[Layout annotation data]
— Begin —
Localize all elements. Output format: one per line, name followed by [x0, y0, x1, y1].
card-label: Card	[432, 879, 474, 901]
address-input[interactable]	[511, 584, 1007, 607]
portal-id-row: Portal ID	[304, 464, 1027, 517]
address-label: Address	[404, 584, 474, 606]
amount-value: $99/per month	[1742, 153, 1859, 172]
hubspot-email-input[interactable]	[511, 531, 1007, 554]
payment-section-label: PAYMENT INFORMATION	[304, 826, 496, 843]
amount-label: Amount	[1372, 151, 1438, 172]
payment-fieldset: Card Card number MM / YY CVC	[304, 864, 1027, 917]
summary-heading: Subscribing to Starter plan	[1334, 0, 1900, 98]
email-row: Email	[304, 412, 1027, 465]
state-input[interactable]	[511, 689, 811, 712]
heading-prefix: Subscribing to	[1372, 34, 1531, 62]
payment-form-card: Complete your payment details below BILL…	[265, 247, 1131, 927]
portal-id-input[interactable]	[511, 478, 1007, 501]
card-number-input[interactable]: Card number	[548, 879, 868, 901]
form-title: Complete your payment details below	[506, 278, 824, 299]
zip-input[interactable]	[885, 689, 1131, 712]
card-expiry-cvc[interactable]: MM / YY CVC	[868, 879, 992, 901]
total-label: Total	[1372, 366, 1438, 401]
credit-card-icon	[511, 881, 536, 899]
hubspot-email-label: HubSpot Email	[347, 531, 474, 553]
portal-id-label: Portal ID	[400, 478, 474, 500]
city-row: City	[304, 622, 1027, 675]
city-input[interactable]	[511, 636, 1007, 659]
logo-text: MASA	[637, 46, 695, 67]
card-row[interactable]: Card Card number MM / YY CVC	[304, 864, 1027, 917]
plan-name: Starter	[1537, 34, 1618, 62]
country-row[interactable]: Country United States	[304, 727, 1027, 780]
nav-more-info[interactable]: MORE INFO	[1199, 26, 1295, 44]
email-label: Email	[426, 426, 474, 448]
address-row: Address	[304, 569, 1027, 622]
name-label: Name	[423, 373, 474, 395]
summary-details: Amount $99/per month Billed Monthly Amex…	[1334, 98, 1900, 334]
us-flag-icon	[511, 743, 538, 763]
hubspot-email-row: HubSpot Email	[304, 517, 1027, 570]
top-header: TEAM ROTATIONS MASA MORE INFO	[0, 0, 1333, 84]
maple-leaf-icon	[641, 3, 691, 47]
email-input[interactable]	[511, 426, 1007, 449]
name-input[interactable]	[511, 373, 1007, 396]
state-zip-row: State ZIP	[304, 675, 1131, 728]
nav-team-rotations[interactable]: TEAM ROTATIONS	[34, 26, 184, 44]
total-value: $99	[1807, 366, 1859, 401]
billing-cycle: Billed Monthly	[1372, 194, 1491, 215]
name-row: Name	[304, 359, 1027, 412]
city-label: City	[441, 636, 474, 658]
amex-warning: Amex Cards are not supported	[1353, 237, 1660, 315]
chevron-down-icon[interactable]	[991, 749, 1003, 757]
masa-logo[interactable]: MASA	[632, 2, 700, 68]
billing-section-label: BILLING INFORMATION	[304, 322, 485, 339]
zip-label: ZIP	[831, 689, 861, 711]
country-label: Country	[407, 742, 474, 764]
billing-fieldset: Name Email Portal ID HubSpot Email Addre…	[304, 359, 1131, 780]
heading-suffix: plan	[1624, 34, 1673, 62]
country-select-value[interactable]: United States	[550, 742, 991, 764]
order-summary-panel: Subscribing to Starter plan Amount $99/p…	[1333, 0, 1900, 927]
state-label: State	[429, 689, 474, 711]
— End —
# What the task requires:
Please update the data above by changing "Starter" to "Professional" everywhere it appears, leaving everything else as it is.

# Task response:
Localize all elements. Output format: one per line, name followed by [x0, y0, x1, y1].
card-label: Card	[432, 879, 474, 901]
address-input[interactable]	[511, 584, 1007, 607]
portal-id-row: Portal ID	[304, 464, 1027, 517]
address-label: Address	[404, 584, 474, 606]
amount-value: $99/per month	[1742, 153, 1859, 172]
hubspot-email-input[interactable]	[511, 531, 1007, 554]
payment-section-label: PAYMENT INFORMATION	[304, 826, 496, 843]
amount-label: Amount	[1372, 151, 1438, 172]
payment-fieldset: Card Card number MM / YY CVC	[304, 864, 1027, 917]
summary-heading: Subscribing to Professional plan	[1334, 0, 1900, 98]
email-row: Email	[304, 412, 1027, 465]
state-input[interactable]	[511, 689, 811, 712]
heading-prefix: Subscribing to	[1372, 34, 1531, 62]
payment-form-card: Complete your payment details below BILL…	[265, 247, 1131, 927]
portal-id-input[interactable]	[511, 478, 1007, 501]
card-number-input[interactable]: Card number	[548, 879, 868, 901]
form-title: Complete your payment details below	[506, 278, 824, 299]
zip-input[interactable]	[885, 689, 1131, 712]
card-expiry-cvc[interactable]: MM / YY CVC	[868, 879, 992, 901]
total-label: Total	[1372, 366, 1438, 401]
credit-card-icon	[511, 881, 536, 899]
hubspot-email-label: HubSpot Email	[347, 531, 474, 553]
portal-id-label: Portal ID	[400, 478, 474, 500]
city-row: City	[304, 622, 1027, 675]
city-input[interactable]	[511, 636, 1007, 659]
logo-text: MASA	[637, 46, 695, 67]
card-row[interactable]: Card Card number MM / YY CVC	[304, 864, 1027, 917]
plan-name: Professional	[1537, 34, 1618, 62]
country-row[interactable]: Country United States	[304, 727, 1027, 780]
nav-more-info[interactable]: MORE INFO	[1199, 26, 1295, 44]
email-label: Email	[426, 426, 474, 448]
address-row: Address	[304, 569, 1027, 622]
name-label: Name	[423, 373, 474, 395]
summary-details: Amount $99/per month Billed Monthly Amex…	[1334, 98, 1900, 334]
us-flag-icon	[511, 743, 538, 763]
hubspot-email-row: HubSpot Email	[304, 517, 1027, 570]
top-header: TEAM ROTATIONS MASA MORE INFO	[0, 0, 1333, 84]
maple-leaf-icon	[641, 3, 691, 47]
email-input[interactable]	[511, 426, 1007, 449]
name-input[interactable]	[511, 373, 1007, 396]
state-zip-row: State ZIP	[304, 675, 1131, 728]
nav-team-rotations[interactable]: TEAM ROTATIONS	[34, 26, 184, 44]
total-value: $99	[1807, 366, 1859, 401]
billing-cycle: Billed Monthly	[1372, 194, 1491, 215]
name-row: Name	[304, 359, 1027, 412]
city-label: City	[441, 636, 474, 658]
amex-warning: Amex Cards are not supported	[1353, 237, 1660, 315]
chevron-down-icon[interactable]	[991, 749, 1003, 757]
masa-logo[interactable]: MASA	[632, 2, 700, 68]
billing-section-label: BILLING INFORMATION	[304, 322, 485, 339]
zip-label: ZIP	[831, 689, 861, 711]
country-label: Country	[407, 742, 474, 764]
billing-fieldset: Name Email Portal ID HubSpot Email Addre…	[304, 359, 1131, 780]
heading-suffix: plan	[1624, 34, 1673, 62]
country-select-value[interactable]: United States	[550, 742, 991, 764]
order-summary-panel: Subscribing to Professional plan Amount $99/p…	[1333, 0, 1900, 927]
state-label: State	[429, 689, 474, 711]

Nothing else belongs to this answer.